##### Supplied data #####

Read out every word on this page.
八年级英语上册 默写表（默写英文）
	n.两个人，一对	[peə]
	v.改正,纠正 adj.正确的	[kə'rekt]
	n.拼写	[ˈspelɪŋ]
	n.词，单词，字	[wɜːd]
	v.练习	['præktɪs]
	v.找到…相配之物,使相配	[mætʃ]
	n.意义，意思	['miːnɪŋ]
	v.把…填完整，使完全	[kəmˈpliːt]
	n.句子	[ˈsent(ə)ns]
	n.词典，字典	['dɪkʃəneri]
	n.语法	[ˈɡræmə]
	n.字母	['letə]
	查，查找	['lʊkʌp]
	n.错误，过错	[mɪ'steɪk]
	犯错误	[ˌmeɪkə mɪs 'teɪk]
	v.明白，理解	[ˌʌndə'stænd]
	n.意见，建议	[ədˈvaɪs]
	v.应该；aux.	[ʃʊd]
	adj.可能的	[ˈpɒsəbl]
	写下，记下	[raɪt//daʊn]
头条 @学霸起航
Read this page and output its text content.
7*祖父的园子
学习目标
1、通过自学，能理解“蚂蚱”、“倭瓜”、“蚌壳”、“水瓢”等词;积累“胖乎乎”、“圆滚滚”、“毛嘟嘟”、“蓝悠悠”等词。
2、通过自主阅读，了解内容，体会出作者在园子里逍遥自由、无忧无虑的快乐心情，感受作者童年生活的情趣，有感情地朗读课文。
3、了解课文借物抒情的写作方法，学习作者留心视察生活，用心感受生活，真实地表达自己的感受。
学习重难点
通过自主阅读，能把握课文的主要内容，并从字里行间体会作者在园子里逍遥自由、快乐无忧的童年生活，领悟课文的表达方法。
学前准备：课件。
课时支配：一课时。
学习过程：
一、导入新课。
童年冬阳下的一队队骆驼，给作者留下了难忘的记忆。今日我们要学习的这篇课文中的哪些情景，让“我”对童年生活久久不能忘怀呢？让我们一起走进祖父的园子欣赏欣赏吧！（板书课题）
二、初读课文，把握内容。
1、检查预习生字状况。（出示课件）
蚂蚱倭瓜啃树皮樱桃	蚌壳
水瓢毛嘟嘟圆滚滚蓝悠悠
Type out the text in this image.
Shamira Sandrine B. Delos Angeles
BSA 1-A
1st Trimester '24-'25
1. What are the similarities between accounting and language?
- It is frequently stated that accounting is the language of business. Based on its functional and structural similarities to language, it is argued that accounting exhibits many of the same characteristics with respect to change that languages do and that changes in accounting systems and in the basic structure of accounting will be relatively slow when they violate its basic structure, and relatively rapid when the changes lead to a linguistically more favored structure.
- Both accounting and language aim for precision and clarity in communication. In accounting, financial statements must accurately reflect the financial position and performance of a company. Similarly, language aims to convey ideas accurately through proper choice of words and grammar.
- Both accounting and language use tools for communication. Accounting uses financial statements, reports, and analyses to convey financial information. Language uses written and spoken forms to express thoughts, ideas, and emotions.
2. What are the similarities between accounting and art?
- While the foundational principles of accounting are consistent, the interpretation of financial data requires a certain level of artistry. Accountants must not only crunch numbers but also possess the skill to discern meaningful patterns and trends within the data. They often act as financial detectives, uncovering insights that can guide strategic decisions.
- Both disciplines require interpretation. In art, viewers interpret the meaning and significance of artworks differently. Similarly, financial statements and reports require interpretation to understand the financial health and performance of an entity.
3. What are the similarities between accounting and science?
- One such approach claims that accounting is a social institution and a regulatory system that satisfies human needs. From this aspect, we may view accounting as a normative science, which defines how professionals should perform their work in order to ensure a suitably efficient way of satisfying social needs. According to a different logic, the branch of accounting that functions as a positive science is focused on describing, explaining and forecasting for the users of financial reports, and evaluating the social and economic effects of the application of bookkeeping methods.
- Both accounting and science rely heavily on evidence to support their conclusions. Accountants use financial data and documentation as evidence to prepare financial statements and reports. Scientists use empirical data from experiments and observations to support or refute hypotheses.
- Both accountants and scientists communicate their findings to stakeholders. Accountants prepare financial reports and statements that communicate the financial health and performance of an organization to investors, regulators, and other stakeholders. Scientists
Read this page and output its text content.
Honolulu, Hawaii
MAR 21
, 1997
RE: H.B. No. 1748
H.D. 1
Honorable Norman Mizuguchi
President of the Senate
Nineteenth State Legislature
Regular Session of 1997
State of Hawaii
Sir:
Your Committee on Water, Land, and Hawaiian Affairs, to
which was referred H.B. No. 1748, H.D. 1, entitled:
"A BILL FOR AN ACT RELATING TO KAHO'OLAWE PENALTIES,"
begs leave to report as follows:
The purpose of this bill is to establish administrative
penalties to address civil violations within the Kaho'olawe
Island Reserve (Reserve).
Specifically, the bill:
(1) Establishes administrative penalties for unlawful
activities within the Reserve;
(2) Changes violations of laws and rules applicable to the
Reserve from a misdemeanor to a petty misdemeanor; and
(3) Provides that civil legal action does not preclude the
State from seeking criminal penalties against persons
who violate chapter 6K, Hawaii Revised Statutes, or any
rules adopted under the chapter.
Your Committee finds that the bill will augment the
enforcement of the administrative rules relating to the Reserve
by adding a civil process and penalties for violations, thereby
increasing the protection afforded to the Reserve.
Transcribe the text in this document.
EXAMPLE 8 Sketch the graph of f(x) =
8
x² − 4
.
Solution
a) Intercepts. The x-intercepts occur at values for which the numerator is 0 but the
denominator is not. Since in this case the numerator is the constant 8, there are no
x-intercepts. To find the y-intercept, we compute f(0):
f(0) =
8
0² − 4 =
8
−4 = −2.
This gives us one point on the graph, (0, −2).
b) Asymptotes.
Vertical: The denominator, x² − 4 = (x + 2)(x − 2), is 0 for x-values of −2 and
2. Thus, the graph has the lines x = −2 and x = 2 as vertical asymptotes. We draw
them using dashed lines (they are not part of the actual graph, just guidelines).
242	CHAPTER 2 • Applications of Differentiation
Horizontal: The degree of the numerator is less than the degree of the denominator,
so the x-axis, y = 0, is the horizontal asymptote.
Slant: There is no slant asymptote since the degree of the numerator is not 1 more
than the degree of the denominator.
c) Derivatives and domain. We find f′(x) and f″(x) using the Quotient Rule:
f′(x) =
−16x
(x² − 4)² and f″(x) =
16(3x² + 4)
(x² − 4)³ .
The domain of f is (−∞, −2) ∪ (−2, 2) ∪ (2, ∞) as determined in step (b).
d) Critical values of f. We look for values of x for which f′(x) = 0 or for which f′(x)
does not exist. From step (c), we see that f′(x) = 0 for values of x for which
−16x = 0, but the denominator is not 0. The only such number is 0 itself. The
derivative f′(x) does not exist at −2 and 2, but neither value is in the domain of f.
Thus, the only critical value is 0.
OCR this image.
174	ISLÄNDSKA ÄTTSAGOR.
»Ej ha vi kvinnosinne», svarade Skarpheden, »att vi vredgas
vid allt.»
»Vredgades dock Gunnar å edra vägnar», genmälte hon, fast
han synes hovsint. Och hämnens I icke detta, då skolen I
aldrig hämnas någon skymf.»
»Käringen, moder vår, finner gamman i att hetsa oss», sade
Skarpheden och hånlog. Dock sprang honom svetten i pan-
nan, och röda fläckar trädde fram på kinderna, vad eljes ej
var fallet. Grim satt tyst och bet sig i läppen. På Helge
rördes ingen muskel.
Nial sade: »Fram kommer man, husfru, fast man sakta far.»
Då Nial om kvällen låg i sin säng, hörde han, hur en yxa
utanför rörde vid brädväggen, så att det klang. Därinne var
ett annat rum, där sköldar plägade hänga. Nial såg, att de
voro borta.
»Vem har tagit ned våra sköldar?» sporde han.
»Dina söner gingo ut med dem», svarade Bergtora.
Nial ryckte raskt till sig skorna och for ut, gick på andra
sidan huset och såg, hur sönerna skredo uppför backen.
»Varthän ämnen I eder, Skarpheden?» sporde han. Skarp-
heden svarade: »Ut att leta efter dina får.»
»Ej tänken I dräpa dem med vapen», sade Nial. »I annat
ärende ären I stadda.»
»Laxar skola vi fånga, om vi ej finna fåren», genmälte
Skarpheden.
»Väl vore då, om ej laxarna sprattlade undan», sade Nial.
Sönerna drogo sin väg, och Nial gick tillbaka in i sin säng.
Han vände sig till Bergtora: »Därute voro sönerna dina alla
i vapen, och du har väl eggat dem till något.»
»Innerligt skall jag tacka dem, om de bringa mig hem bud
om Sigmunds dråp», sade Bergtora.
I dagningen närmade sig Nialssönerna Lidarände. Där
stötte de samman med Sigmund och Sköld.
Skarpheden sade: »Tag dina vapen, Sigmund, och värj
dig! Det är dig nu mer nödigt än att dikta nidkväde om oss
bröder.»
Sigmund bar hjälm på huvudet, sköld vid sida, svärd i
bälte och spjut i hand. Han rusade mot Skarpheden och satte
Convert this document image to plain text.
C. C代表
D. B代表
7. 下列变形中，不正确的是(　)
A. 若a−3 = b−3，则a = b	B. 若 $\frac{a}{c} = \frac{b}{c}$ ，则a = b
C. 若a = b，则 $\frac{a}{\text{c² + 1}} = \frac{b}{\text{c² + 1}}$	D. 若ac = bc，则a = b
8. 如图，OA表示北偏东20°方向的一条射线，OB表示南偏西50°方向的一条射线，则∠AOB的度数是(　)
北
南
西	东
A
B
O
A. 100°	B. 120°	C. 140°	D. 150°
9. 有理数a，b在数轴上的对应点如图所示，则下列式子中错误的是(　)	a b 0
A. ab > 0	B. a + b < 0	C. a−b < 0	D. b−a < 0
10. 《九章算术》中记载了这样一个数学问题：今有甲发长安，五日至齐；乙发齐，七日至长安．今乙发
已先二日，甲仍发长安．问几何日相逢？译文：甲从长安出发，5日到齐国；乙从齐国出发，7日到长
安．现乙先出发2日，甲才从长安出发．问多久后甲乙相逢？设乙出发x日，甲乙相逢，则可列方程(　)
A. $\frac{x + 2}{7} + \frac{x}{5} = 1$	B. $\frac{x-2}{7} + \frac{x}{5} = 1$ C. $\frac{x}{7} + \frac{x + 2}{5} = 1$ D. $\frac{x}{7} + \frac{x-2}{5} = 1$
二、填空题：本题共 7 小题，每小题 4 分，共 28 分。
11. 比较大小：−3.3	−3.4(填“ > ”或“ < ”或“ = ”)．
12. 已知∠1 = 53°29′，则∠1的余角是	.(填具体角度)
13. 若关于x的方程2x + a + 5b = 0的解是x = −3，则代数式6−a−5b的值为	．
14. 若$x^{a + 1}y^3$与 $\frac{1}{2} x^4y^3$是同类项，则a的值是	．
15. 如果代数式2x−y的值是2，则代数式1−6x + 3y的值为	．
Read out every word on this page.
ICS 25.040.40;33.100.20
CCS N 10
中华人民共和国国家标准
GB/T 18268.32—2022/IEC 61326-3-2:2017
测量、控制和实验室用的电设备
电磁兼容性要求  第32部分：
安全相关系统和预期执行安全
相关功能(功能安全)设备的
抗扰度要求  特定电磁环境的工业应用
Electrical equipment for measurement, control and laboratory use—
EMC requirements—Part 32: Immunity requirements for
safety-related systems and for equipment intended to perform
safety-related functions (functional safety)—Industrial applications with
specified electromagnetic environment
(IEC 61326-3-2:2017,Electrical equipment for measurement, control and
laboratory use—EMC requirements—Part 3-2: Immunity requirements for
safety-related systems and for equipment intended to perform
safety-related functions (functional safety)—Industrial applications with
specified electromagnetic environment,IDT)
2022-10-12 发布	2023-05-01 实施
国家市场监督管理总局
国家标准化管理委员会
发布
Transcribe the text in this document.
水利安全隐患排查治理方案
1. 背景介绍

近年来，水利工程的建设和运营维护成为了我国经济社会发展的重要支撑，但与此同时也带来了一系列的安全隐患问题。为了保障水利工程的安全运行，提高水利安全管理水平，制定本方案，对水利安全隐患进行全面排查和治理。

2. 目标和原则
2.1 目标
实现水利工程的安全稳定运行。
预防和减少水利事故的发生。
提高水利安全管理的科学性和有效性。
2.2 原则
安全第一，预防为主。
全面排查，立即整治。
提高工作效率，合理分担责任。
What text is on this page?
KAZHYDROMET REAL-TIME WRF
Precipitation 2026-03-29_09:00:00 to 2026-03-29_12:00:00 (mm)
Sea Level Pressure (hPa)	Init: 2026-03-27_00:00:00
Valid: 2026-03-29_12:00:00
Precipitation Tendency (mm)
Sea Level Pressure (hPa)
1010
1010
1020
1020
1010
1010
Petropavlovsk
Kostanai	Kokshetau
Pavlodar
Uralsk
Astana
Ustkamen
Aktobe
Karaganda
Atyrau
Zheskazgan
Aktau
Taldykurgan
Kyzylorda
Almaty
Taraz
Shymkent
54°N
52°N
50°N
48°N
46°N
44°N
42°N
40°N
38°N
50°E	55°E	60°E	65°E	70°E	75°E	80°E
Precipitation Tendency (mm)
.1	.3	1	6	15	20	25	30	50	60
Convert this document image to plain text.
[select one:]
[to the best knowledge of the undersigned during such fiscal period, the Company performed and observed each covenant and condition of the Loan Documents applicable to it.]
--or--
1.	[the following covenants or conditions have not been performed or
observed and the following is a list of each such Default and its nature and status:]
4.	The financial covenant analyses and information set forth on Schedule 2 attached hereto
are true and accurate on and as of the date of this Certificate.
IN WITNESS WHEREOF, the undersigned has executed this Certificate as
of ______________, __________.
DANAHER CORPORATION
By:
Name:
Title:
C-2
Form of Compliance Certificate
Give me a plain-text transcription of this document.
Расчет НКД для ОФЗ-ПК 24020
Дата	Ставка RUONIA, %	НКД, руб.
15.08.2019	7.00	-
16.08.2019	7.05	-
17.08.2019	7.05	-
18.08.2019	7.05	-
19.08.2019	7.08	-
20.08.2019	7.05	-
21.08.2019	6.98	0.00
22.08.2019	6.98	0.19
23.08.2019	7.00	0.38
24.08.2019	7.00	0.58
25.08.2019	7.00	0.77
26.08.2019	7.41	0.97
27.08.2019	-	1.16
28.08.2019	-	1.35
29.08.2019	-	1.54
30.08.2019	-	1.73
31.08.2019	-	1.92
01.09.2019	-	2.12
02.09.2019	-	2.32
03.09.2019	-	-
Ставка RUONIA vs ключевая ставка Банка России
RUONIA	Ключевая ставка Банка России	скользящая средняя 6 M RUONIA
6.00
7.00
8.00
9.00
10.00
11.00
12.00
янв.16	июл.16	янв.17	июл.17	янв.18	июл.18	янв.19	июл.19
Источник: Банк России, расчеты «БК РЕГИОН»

#####

:: Work instructions ::
Copy in full each line that holds the word "Банка".

:: Output ::
Ставка RUONIA vs ключевая ставка Банка России
RUONIA	Ключевая ставка Банка России	скользящая средняя 6 M RUONIA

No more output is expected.